# PROBLEM STATEMENT
Go through the lines below. Copy those with "name".

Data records
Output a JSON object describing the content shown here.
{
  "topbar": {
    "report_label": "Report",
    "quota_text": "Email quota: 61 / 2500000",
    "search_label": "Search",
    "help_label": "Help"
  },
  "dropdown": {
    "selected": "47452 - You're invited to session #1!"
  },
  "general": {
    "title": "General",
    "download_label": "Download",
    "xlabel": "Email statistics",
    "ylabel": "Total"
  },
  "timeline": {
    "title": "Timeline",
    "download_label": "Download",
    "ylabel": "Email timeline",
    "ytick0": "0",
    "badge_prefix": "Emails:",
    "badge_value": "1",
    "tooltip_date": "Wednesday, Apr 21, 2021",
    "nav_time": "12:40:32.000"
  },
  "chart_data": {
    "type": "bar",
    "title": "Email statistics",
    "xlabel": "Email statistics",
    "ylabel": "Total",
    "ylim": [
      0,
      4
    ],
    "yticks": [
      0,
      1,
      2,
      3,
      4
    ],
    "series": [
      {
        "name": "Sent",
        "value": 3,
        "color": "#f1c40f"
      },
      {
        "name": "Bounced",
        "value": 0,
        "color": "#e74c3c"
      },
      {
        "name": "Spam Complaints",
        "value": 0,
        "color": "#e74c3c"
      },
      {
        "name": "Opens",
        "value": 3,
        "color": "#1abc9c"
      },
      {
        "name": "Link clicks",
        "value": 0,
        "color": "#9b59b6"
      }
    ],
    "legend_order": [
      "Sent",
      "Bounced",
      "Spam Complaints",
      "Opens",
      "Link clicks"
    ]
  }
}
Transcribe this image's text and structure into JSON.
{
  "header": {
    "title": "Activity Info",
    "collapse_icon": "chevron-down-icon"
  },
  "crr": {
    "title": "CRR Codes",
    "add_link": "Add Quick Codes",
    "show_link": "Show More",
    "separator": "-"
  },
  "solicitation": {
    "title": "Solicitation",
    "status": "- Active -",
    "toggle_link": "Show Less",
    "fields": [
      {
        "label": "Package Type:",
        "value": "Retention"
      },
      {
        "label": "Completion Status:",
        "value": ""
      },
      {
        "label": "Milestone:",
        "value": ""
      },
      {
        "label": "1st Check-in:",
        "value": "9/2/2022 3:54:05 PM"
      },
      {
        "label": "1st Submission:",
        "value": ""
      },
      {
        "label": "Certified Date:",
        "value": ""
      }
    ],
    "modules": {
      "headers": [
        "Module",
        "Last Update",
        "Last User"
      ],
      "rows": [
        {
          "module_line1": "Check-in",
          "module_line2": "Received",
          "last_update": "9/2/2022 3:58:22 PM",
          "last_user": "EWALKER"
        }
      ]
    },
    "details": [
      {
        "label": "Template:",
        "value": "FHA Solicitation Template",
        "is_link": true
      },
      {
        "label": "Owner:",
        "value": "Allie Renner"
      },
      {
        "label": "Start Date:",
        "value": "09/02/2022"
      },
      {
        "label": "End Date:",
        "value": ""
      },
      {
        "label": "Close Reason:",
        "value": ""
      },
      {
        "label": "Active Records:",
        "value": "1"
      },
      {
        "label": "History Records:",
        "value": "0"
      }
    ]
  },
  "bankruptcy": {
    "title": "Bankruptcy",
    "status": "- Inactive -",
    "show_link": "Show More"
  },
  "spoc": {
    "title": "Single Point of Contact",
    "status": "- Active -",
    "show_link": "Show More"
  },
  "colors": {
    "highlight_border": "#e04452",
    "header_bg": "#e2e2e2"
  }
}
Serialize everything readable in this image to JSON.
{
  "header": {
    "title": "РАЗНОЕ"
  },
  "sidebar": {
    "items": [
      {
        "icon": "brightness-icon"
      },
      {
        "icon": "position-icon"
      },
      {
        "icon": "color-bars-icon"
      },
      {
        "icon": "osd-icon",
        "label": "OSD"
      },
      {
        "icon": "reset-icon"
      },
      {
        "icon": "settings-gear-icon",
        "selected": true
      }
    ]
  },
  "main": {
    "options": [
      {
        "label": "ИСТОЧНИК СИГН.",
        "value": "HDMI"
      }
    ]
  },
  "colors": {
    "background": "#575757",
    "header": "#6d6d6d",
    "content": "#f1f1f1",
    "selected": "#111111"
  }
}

# TASK RESPONSE
        "name": "Sent",
        "name": "Bounced",
        "name": "Spam Complaints",
        "name": "Opens",
        "name": "Link clicks",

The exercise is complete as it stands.